Exercise: Extract and list every line that contains the word "Kabelnetwerk".

Raw data:
⁂
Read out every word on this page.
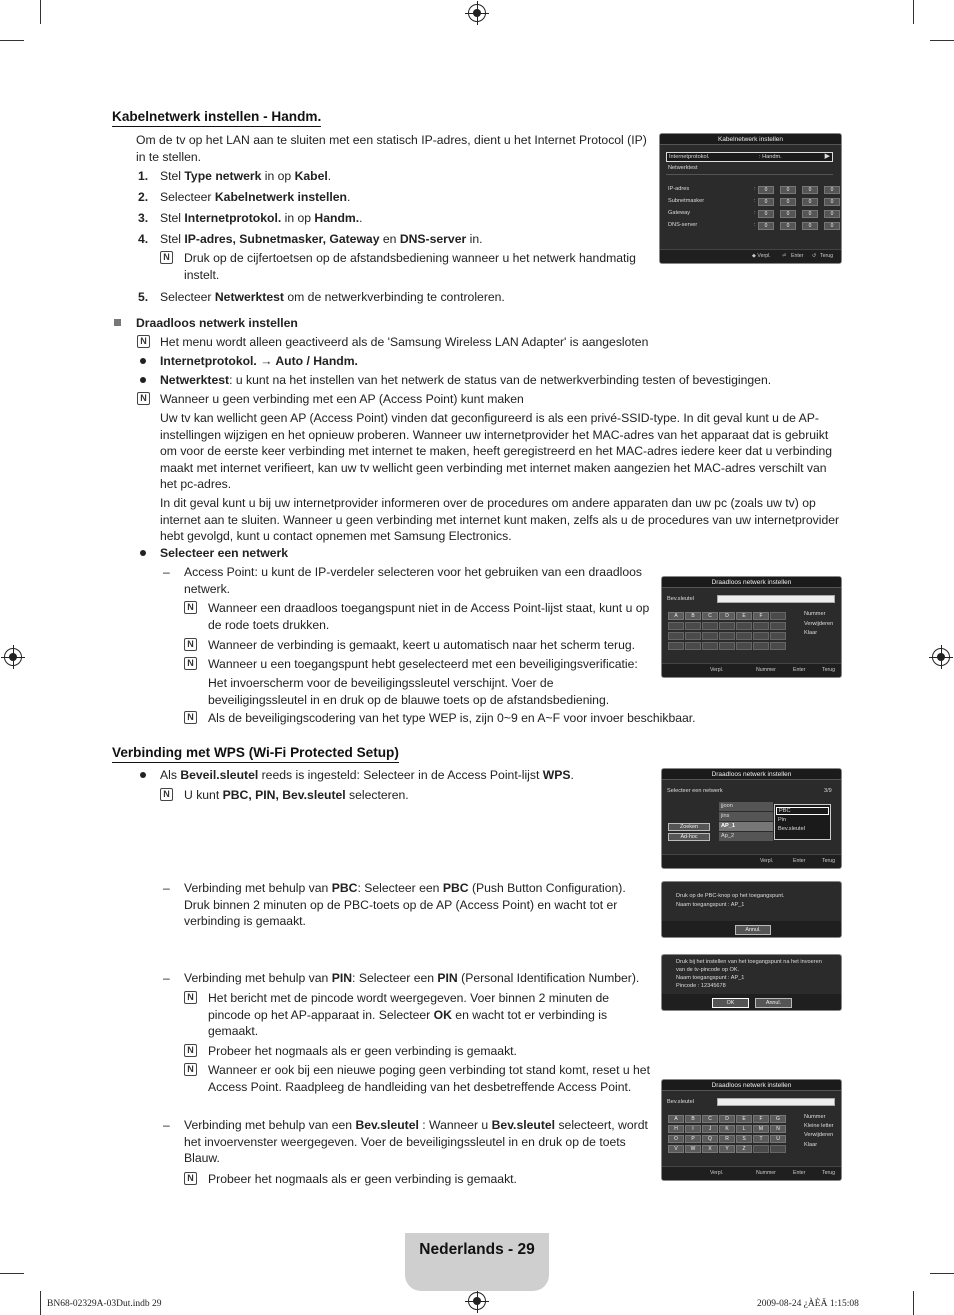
Kabelnetwerk instellen - Handm.
Om de tv op het LAN aan te sluiten met een statisch IP-adres, dient u het Internet Protocol (IP) in te stellen.
1. Stel Type netwerk in op Kabel.
2. Selecteer Kabelnetwerk instellen.
3. Stel Internetprotokol. in op Handm..
4. Stel IP-adres, Subnetmasker, Gateway en DNS-server in.
N Druk op de cijfertoetsen op de afstandsbediening wanneer u het netwerk handmatig instelt.
5. Selecteer Netwerktest om de netwerkverbinding te controleren.
Kabelnetwerk instellen
Internetprotokol.	: Handm.	▶
Netwerktest
IP-adres	:	0	0	0	0
Subnetmasker	:	0	0	0	0
Gateway	:	0	0	0	0
DNS-server	:	0	0	0	0
◆ Verpl. ⏎ Enter ↺ Terug
Draadloos netwerk instellen
N Het menu wordt alleen geactiveerd als de 'Samsung Wireless LAN Adapter' is aangesloten
Internetprotokol. → Auto / Handm.
Netwerktest: u kunt na het instellen van het netwerk de status van de netwerkverbinding testen of bevestigingen.
N Wanneer u geen verbinding met een AP (Access Point) kunt maken
Uw tv kan wellicht geen AP (Access Point) vinden dat geconfigureerd is als een privé-SSID-type. In dit geval kunt u de AP-instellingen wijzigen en het opnieuw proberen. Wanneer uw internetprovider het MAC-adres van het apparaat dat is gebruikt om voor de eerste keer verbinding met internet te maken, heeft geregistreerd en het MAC-adres iedere keer dat u verbinding maakt met internet verifieert, kan uw tv wellicht geen verbinding met internet maken aangezien het MAC-adres verschilt van het pc-adres.
In dit geval kunt u bij uw internetprovider informeren over de procedures om andere apparaten dan uw pc (zoals uw tv) op internet aan te sluiten. Wanneer u geen verbinding met internet kunt maken, zelfs als u de procedures van uw internetprovider hebt gevolgd, kunt u contact opnemen met Samsung Electronics.
Selecteer een netwerk
– Access Point: u kunt de IP-verdeler selecteren voor het gebruiken van een draadloos netwerk.
N Wanneer een draadloos toegangspunt niet in de Access Point-lijst staat, kunt u op de rode toets drukken.
N Wanneer de verbinding is gemaakt, keert u automatisch naar het scherm terug.
N Wanneer u een toegangspunt hebt geselecteerd met een beveiligingsverificatie:
Het invoerscherm voor de beveiligingssleutel verschijnt. Voer de beveiligingssleutel in en druk op de blauwe toets op de afstandsbediening.
N Als de beveiligingscodering van het type WEP is, zijn 0~9 en A~F voor invoer beschikbaar.
Draadloos netwerk instellen
Bev.sleutel
A	B	C	D	E	F	Nummer
Verwijderen
Klaar
Verpl.	Nummer	Enter	Terug
Verbinding met WPS (Wi-Fi Protected Setup)
Als Beveil.sleutel reeds is ingesteld: Selecteer in de Access Point-lijst WPS.
N U kunt PBC, PIN, Bev.sleutel selecteren.
– Verbinding met behulp van PBC: Selecteer een PBC (Push Button Configuration). Druk binnen 2 minuten op de PBC-toets op de AP (Access Point) en wacht tot er verbinding is gemaakt.
– Verbinding met behulp van PIN: Selecteer een PIN (Personal Identification Number).
N Het bericht met de pincode wordt weergegeven. Voer binnen 2 minuten de pincode op het AP-apparaat in. Selecteer OK en wacht tot er verbinding is gemaakt.
N Probeer het nogmaals als er geen verbinding is gemaakt.
N Wanneer er ook bij een nieuwe poging geen verbinding tot stand komt, reset u het Access Point. Raadpleeg de handleiding van het desbetreffende Access Point.
– Verbinding met behulp van een Bev.sleutel : Wanneer u Bev.sleutel selecteert, wordt het invoervenster weergegeven. Voer de beveiligingssleutel in en druk op de toets Blauw.
N Probeer het nogmaals als er geen verbinding is gemaakt.
Draadloos netwerk instellen
Selecteer een netwerk	3/9
jjoon
jins
AP_1
Ap_2
Zoeken
Ad-hoc
PBC
Pin
Bev.sleutel
Verpl.	Enter	Terug
Druk op de PBC-knop op het toegangspunt.
Naam toegangspunt : AP_1
Annul.
Druk bij het instellen van het toegangspunt na het invoeren
van de tv-pincode op OK.
Naam toegangspunt : AP_1
Pincode : 12345678
OK	Annul.
Draadloos netwerk instellen
Bev.sleutel
A	B	C	D	E	F	G
H	I	J	K	L	M	N
O	P	Q	R	S	T	U
V	W	X	Y	Z
Nummer
Kleine letter
Verwijderen
Klaar
Verpl.	Nummer	Enter	Terug
Nederlands - 29
BN68-02329A-03Dut.indb 29	2009-08-24 ¿ÀÈÄ 1:15:08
⁂
Solution to the problem:
Kabelnetwerk instellen - Handm.
2. Selecteer Kabelnetwerk instellen.
Kabelnetwerk instellen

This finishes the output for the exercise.